* [Exercise details] In the data below, change every "x-tick-label" to "x-axis-tick-label" and reproduce all the lines with nothing else altered.

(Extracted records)
========
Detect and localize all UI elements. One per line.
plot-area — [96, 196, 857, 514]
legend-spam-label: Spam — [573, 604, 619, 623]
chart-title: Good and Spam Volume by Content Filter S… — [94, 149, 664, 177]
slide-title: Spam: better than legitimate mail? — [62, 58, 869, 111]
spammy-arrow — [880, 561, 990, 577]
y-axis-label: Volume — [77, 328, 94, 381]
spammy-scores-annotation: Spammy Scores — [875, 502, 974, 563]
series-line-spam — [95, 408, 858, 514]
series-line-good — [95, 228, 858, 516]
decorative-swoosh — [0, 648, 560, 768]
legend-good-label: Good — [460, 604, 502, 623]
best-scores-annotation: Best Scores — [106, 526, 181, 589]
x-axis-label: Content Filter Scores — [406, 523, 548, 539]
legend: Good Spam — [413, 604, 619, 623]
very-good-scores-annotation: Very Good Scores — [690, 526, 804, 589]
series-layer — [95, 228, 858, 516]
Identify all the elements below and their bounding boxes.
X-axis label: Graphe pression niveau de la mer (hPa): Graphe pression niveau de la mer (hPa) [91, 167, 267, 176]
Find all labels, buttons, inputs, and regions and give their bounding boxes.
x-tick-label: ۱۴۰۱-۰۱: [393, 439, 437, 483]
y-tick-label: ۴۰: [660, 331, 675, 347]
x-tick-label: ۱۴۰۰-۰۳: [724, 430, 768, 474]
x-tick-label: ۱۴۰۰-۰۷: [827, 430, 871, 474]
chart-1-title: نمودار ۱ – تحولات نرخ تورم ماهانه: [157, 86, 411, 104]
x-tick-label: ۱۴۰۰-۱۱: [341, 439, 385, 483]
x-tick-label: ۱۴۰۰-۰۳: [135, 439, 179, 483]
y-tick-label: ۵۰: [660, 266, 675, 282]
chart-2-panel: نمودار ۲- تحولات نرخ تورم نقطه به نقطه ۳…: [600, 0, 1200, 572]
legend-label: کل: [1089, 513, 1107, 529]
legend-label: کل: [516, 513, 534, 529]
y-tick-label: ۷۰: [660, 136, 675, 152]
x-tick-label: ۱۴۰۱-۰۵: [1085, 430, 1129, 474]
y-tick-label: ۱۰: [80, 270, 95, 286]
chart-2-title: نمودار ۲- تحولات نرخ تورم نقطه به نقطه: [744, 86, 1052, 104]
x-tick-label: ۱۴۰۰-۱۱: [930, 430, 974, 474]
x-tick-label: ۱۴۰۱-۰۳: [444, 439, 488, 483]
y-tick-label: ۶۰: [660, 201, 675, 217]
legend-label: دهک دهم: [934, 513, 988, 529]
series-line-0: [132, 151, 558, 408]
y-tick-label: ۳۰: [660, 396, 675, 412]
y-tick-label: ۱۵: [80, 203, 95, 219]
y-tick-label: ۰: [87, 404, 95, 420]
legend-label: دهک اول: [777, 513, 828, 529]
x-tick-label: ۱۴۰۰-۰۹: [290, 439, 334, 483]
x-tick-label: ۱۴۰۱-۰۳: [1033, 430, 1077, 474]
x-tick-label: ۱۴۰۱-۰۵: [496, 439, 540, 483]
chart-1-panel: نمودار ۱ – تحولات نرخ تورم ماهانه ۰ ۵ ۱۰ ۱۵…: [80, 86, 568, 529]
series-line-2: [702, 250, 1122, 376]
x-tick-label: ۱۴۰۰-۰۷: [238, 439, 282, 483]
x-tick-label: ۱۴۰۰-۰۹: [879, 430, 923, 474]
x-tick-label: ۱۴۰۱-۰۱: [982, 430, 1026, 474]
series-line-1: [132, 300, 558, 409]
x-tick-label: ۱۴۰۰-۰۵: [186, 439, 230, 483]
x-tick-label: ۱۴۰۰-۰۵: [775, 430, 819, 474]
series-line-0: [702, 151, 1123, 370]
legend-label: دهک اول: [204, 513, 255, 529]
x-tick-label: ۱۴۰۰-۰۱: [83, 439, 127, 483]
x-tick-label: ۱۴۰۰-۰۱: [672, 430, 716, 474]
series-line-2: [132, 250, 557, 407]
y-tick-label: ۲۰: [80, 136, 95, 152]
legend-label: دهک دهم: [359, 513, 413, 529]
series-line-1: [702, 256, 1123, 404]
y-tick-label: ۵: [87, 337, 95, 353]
========
* [Answer to the exercise]
Detect and localize all UI elements. One per line.
plot-area — [96, 196, 857, 514]
legend-spam-label: Spam — [573, 604, 619, 623]
chart-title: Good and Spam Volume by Content Filter S… — [94, 149, 664, 177]
slide-title: Spam: better than legitimate mail? — [62, 58, 869, 111]
spammy-arrow — [880, 561, 990, 577]
y-axis-label: Volume — [77, 328, 94, 381]
spammy-scores-annotation: Spammy Scores — [875, 502, 974, 563]
series-line-spam — [95, 408, 858, 514]
series-line-good — [95, 228, 858, 516]
decorative-swoosh — [0, 648, 560, 768]
legend-good-label: Good — [460, 604, 502, 623]
best-scores-annotation: Best Scores — [106, 526, 181, 589]
x-axis-label: Content Filter Scores — [406, 523, 548, 539]
legend: Good Spam — [413, 604, 619, 623]
very-good-scores-annotation: Very Good Scores — [690, 526, 804, 589]
series-layer — [95, 228, 858, 516]
Identify all the elements below and their bounding boxes.
X-axis label: Graphe pression niveau de la mer (hPa): Graphe pression niveau de la mer (hPa) [91, 167, 267, 176]
Find all labels, buttons, inputs, and regions and give their bounding boxes.
x-axis-tick-label: ۱۴۰۱-۰۱: [393, 439, 437, 483]
y-tick-label: ۴۰: [660, 331, 675, 347]
x-axis-tick-label: ۱۴۰۰-۰۳: [724, 430, 768, 474]
x-axis-tick-label: ۱۴۰۰-۰۷: [827, 430, 871, 474]
chart-1-title: نمودار ۱ – تحولات نرخ تورم ماهانه: [157, 86, 411, 104]
x-axis-tick-label: ۱۴۰۰-۱۱: [341, 439, 385, 483]
x-axis-tick-label: ۱۴۰۰-۰۳: [135, 439, 179, 483]
y-tick-label: ۵۰: [660, 266, 675, 282]
chart-2-panel: نمودار ۲- تحولات نرخ تورم نقطه به نقطه ۳…: [600, 0, 1200, 572]
legend-label: کل: [1089, 513, 1107, 529]
legend-label: کل: [516, 513, 534, 529]
y-tick-label: ۷۰: [660, 136, 675, 152]
x-axis-tick-label: ۱۴۰۱-۰۵: [1085, 430, 1129, 474]
y-tick-label: ۱۰: [80, 270, 95, 286]
chart-2-title: نمودار ۲- تحولات نرخ تورم نقطه به نقطه: [744, 86, 1052, 104]
x-axis-tick-label: ۱۴۰۰-۱۱: [930, 430, 974, 474]
x-axis-tick-label: ۱۴۰۱-۰۳: [444, 439, 488, 483]
y-tick-label: ۶۰: [660, 201, 675, 217]
legend-label: دهک دهم: [934, 513, 988, 529]
series-line-0: [132, 151, 558, 408]
y-tick-label: ۳۰: [660, 396, 675, 412]
y-tick-label: ۱۵: [80, 203, 95, 219]
y-tick-label: ۰: [87, 404, 95, 420]
legend-label: دهک اول: [777, 513, 828, 529]
x-axis-tick-label: ۱۴۰۰-۰۹: [290, 439, 334, 483]
x-axis-tick-label: ۱۴۰۱-۰۳: [1033, 430, 1077, 474]
x-axis-tick-label: ۱۴۰۱-۰۵: [496, 439, 540, 483]
chart-1-panel: نمودار ۱ – تحولات نرخ تورم ماهانه ۰ ۵ ۱۰ ۱۵…: [80, 86, 568, 529]
series-line-2: [702, 250, 1122, 376]
x-axis-tick-label: ۱۴۰۰-۰۷: [238, 439, 282, 483]
x-axis-tick-label: ۱۴۰۰-۰۹: [879, 430, 923, 474]
x-axis-tick-label: ۱۴۰۱-۰۱: [982, 430, 1026, 474]
series-line-1: [132, 300, 558, 409]
x-axis-tick-label: ۱۴۰۰-۰۵: [186, 439, 230, 483]
x-axis-tick-label: ۱۴۰۰-۰۵: [775, 430, 819, 474]
series-line-0: [702, 151, 1123, 370]
legend-label: دهک اول: [204, 513, 255, 529]
x-axis-tick-label: ۱۴۰۰-۰۱: [83, 439, 127, 483]
x-axis-tick-label: ۱۴۰۰-۰۱: [672, 430, 716, 474]
series-line-2: [132, 250, 557, 407]
y-tick-label: ۲۰: [80, 136, 95, 152]
legend-label: دهک دهم: [359, 513, 413, 529]
series-line-1: [702, 256, 1123, 404]
y-tick-label: ۵: [87, 337, 95, 353]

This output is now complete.